[Excerpts from a figure dataset]

_ _ _

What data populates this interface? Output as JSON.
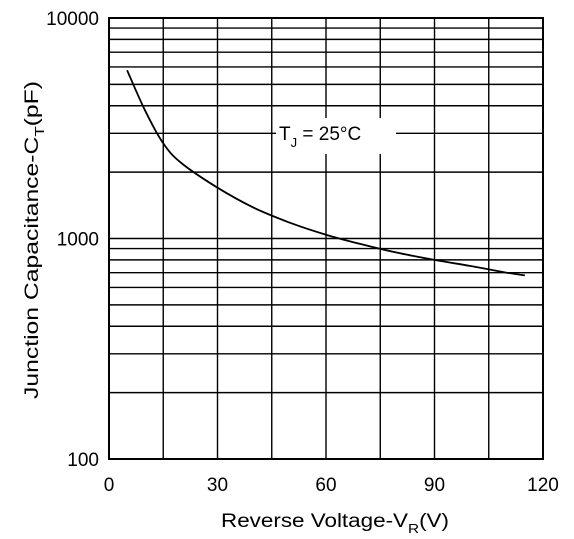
{
  "chart_data": {
    "type": "line",
    "xlabel": "Reverse Voltage-V",
    "xlabel_sub": "R",
    "xlabel_unit": "(V)",
    "ylabel": "Junction Capacitance-C",
    "ylabel_sub": "T",
    "ylabel_unit": "(pF)",
    "xlim": [
      0,
      120
    ],
    "ylim": [
      100,
      10000
    ],
    "yscale": "log",
    "grid": true,
    "x_ticks": [
      0,
      30,
      60,
      90,
      120
    ],
    "x_tick_labels": [
      "0",
      "30",
      "60",
      "90",
      "120"
    ],
    "y_ticks": [
      100,
      1000,
      10000
    ],
    "y_tick_labels": [
      "100",
      "1000",
      "10000"
    ],
    "annotation": {
      "text": "T",
      "sub": "J",
      "rest": " = 25°C"
    },
    "series": [
      {
        "x": [
          5,
          10,
          15,
          20,
          30,
          40,
          50,
          60,
          70,
          80,
          90,
          100,
          110,
          115
        ],
        "y": [
          5800,
          3800,
          2700,
          2200,
          1700,
          1380,
          1180,
          1040,
          940,
          860,
          800,
          750,
          700,
          680
        ]
      }
    ]
  }
}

_ _ _

**Your goal**
Copy every record above exactly, leaving out the pictures.

**Output for this exercise**
What data populates this interface? Output as JSON.
{
  "chart_data": {
    "type": "line",
    "xlabel": "Reverse Voltage-V",
    "xlabel_sub": "R",
    "xlabel_unit": "(V)",
    "ylabel": "Junction Capacitance-C",
    "ylabel_sub": "T",
    "ylabel_unit": "(pF)",
    "xlim": [
      0,
      120
    ],
    "ylim": [
      100,
      10000
    ],
    "yscale": "log",
    "grid": true,
    "x_ticks": [
      0,
      30,
      60,
      90,
      120
    ],
    "x_tick_labels": [
      "0",
      "30",
      "60",
      "90",
      "120"
    ],
    "y_ticks": [
      100,
      1000,
      10000
    ],
    "y_tick_labels": [
      "100",
      "1000",
      "10000"
    ],
    "annotation": {
      "text": "T",
      "sub": "J",
      "rest": " = 25°C"
    },
    "series": [
      {
        "x": [
          5,
          10,
          15,
          20,
          30,
          40,
          50,
          60,
          70,
          80,
          90,
          100,
          110,
          115
        ],
        "y": [
          5800,
          3800,
          2700,
          2200,
          1700,
          1380,
          1180,
          1040,
          940,
          860,
          800,
          750,
          700,
          680
        ]
      }
    ]
  }
}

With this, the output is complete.